Reproduce all the entries exactly and keep the pictures out.

--- START OF ENTRIES SUPPLIED ---

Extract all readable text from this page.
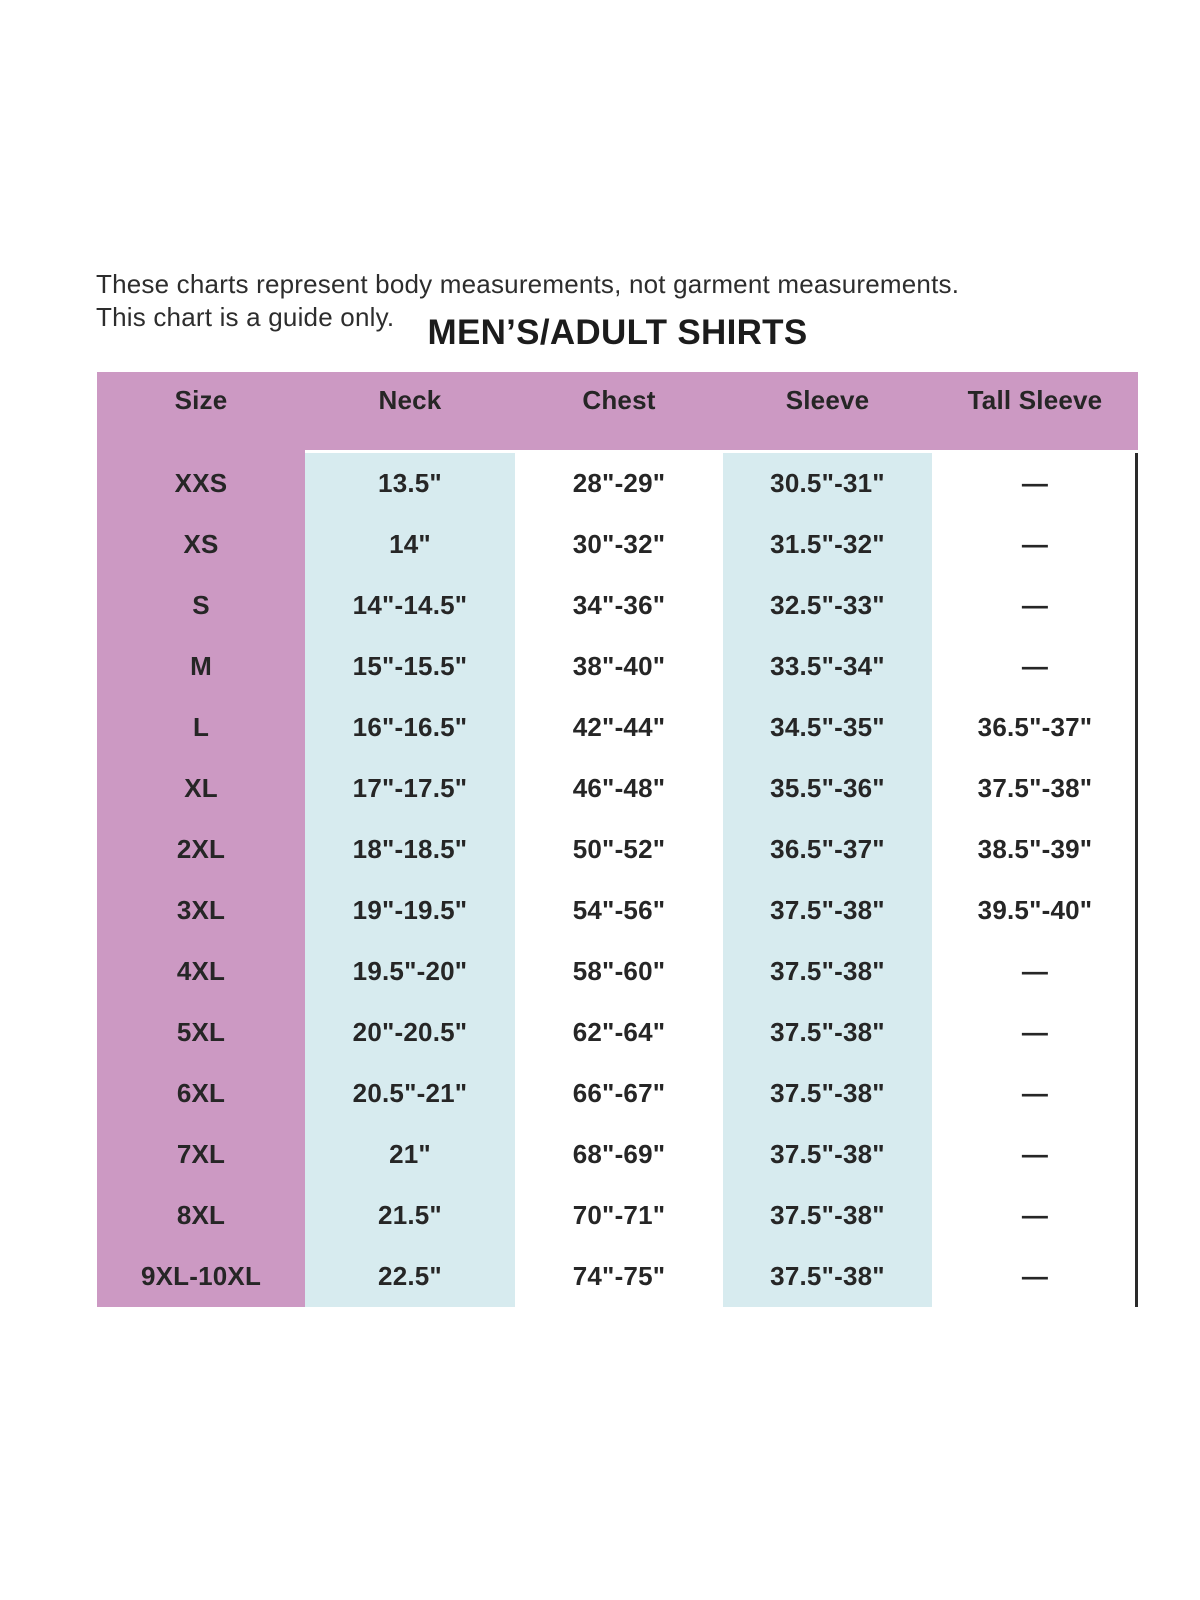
These charts represent body measurements, not garment measurements.
This chart is a guide only. MEN’S/ADULT SHIRTS
Size	Neck	Chest	Sleeve	Tall Sleeve
XXS	13.5"	28"-29"	30.5"-31"	—
XS	14"	30"-32"	31.5"-32"	—
S	14"-14.5"	34"-36"	32.5"-33"	—
M	15"-15.5"	38"-40"	33.5"-34"	—
L	16"-16.5"	42"-44"	34.5"-35"	36.5"-37"
XL	17"-17.5"	46"-48"	35.5"-36"	37.5"-38"
2XL	18"-18.5"	50"-52"	36.5"-37"	38.5"-39"
3XL	19"-19.5"	54"-56"	37.5"-38"	39.5"-40"
4XL	19.5"-20"	58"-60"	37.5"-38"	—
5XL	20"-20.5"	62"-64"	37.5"-38"	—
6XL	20.5"-21"	66"-67"	37.5"-38"	—
7XL	21"	68"-69"	37.5"-38"	—
8XL	21.5"	70"-71"	37.5"-38"	—
9XL-10XL	22.5"	74"-75"	37.5"-38"	—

--- END OF ENTRIES SUPPLIED ---

RESULT OF THE EXERCISE.
Extract all readable text from this page.
These charts represent body measurements, not garment measurements.
This chart is a guide only. MEN’S/ADULT SHIRTS
Size	Neck	Chest	Sleeve	Tall Sleeve
XXS	13.5"	28"-29"	30.5"-31"	—
XS	14"	30"-32"	31.5"-32"	—
S	14"-14.5"	34"-36"	32.5"-33"	—
M	15"-15.5"	38"-40"	33.5"-34"	—
L	16"-16.5"	42"-44"	34.5"-35"	36.5"-37"
XL	17"-17.5"	46"-48"	35.5"-36"	37.5"-38"
2XL	18"-18.5"	50"-52"	36.5"-37"	38.5"-39"
3XL	19"-19.5"	54"-56"	37.5"-38"	39.5"-40"
4XL	19.5"-20"	58"-60"	37.5"-38"	—
5XL	20"-20.5"	62"-64"	37.5"-38"	—
6XL	20.5"-21"	66"-67"	37.5"-38"	—
7XL	21"	68"-69"	37.5"-38"	—
8XL	21.5"	70"-71"	37.5"-38"	—
9XL-10XL	22.5"	74"-75"	37.5"-38"	—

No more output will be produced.